EXERCISE OBJECTIVE:
Skip every image and restate the data word for word.

RECORDS PROVIDED:
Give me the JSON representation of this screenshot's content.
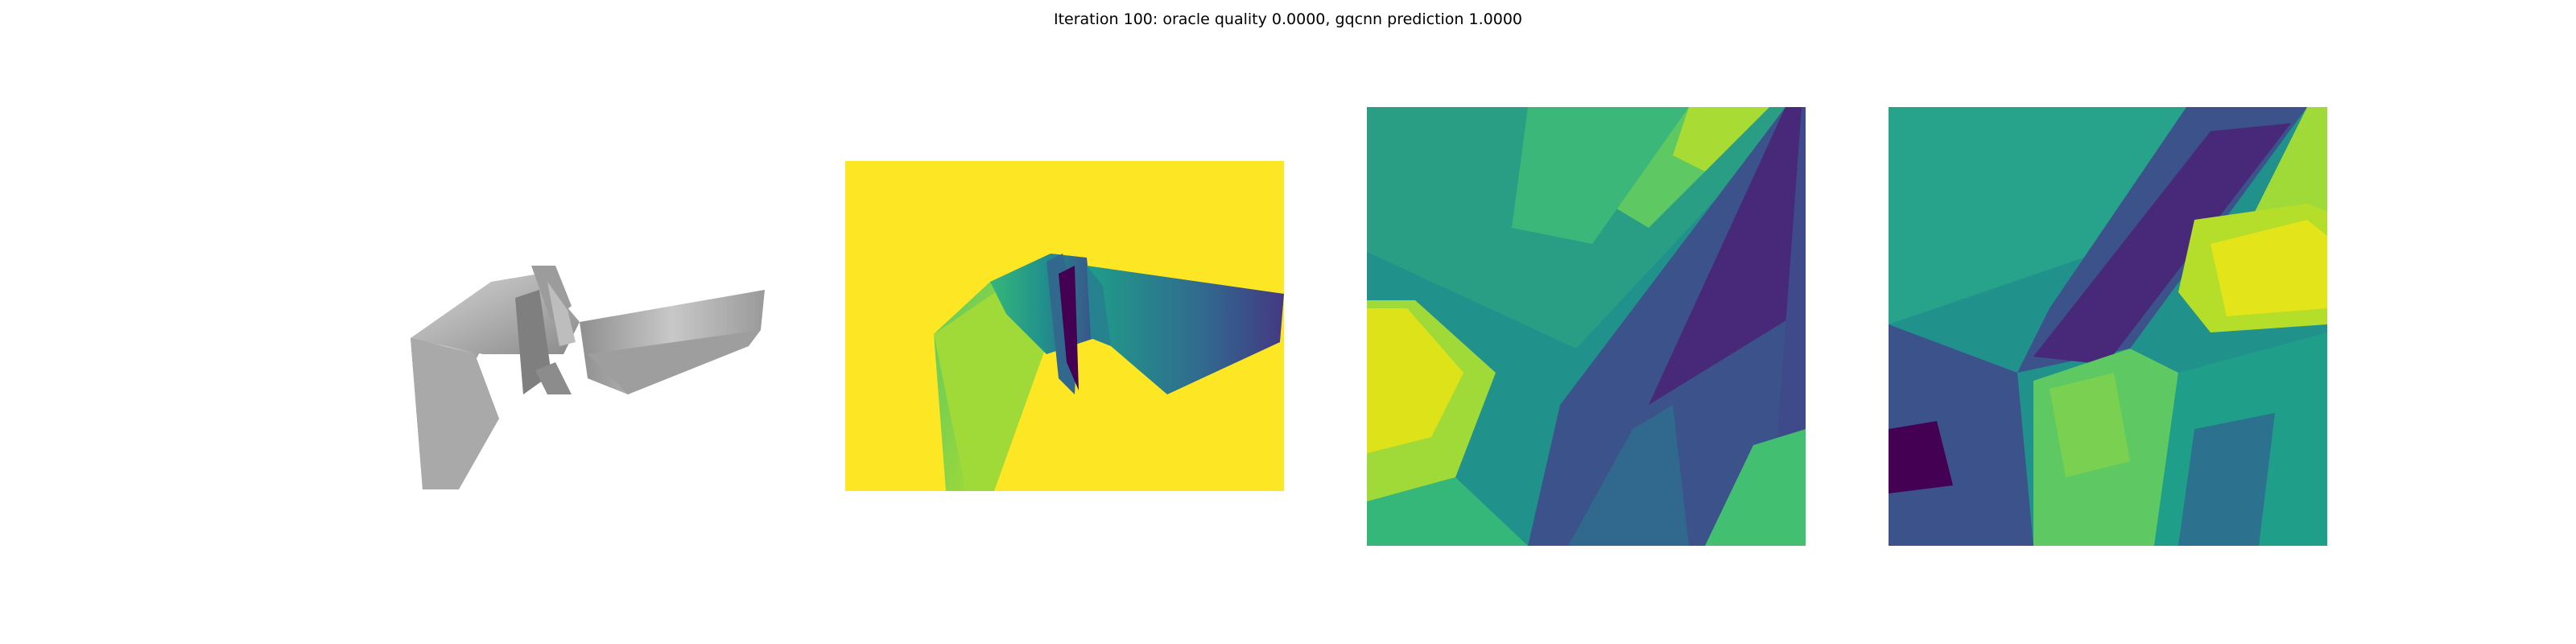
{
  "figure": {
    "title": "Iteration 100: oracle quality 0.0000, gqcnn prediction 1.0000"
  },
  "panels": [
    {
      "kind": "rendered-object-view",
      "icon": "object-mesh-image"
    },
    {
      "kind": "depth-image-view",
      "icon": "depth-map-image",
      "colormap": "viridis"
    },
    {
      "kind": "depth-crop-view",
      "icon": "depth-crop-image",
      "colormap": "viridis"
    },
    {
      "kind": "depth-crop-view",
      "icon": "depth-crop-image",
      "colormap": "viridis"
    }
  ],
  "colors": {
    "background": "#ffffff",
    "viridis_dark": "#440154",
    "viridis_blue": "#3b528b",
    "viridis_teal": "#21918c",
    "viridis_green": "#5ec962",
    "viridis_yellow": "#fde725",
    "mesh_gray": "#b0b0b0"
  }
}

TASK RESPONSE:
Give me the JSON representation of this screenshot's content.
{
  "figure": {
    "title": "Iteration 100: oracle quality 0.0000, gqcnn prediction 1.0000"
  },
  "panels": [
    {
      "kind": "rendered-object-view",
      "icon": "object-mesh-image"
    },
    {
      "kind": "depth-image-view",
      "icon": "depth-map-image",
      "colormap": "viridis"
    },
    {
      "kind": "depth-crop-view",
      "icon": "depth-crop-image",
      "colormap": "viridis"
    },
    {
      "kind": "depth-crop-view",
      "icon": "depth-crop-image",
      "colormap": "viridis"
    }
  ],
  "colors": {
    "background": "#ffffff",
    "viridis_dark": "#440154",
    "viridis_blue": "#3b528b",
    "viridis_teal": "#21918c",
    "viridis_green": "#5ec962",
    "viridis_yellow": "#fde725",
    "mesh_gray": "#b0b0b0"
  }
}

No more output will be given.